= Exercise instructions =
Copy all lines that contain the word "fiber".

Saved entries
+===+

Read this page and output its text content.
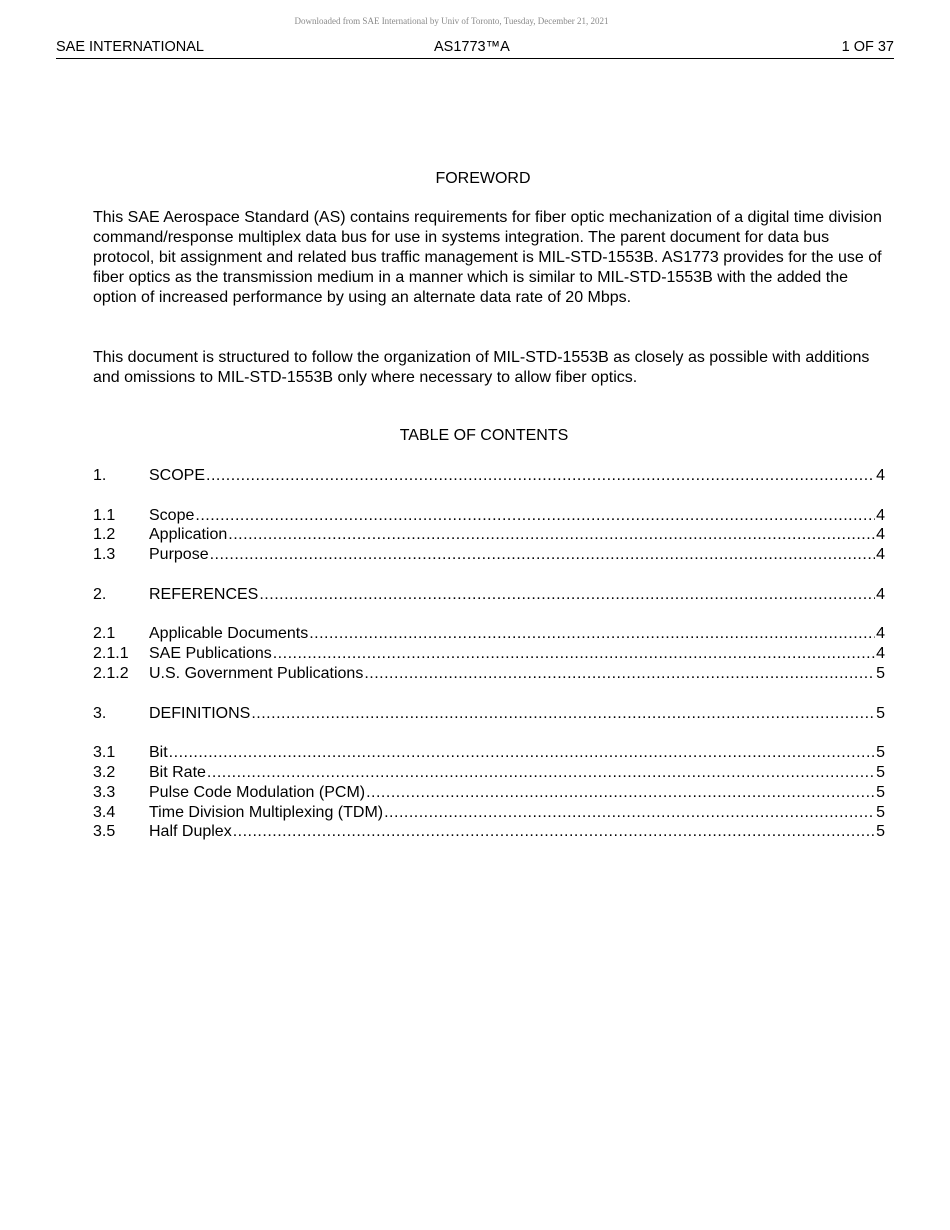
Downloaded from SAE International by Univ of Toronto, Tuesday, December 21, 2021
SAE INTERNATIONAL	AS1773™A	1 OF 37
FOREWORD
This SAE Aerospace Standard (AS) contains requirements for fiber optic mechanization of a digital time division command/response multiplex data bus for use in systems integration. The parent document for data bus protocol, bit assignment and related bus traffic management is MIL-STD-1553B. AS1773 provides for the use of fiber optics as the transmission medium in a manner which is similar to MIL-STD-1553B with the added the option of increased performance by using an alternate data rate of 20 Mbps.
This document is structured to follow the organization of MIL-STD-1553B as closely as possible with additions and omissions to MIL-STD-1553B only where necessary to allow fiber optics.
TABLE OF CONTENTS
1.	SCOPE .....	4
1.1	Scope .....	4
1.2	Application .....	4
1.3	Purpose .....	4
2.	REFERENCES .....	4
2.1	Applicable Documents .....	4
2.1.1	SAE Publications .....	4
2.1.2	U.S. Government Publications .....	5
3.	DEFINITIONS .....	5
3.1	Bit .....	5
3.2	Bit Rate .....	5
3.3	Pulse Code Modulation (PCM) .....	5
3.4	Time Division Multiplexing (TDM) .....	5
3.5	Half Duplex .....	5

+===+

= The output =
This SAE Aerospace Standard (AS) contains requirements for fiber optic mechanization of a digital time division command/response multiplex data bus for use in systems integration. The parent document for data bus protocol, bit assignment and related bus traffic management is MIL-STD-1553B. AS1773 provides for the use of fiber optics as the transmission medium in a manner which is similar to MIL-STD-1553B with the added the option of increased performance by using an alternate data rate of 20 Mbps.
This document is structured to follow the organization of MIL-STD-1553B as closely as possible with additions and omissions to MIL-STD-1553B only where necessary to allow fiber optics.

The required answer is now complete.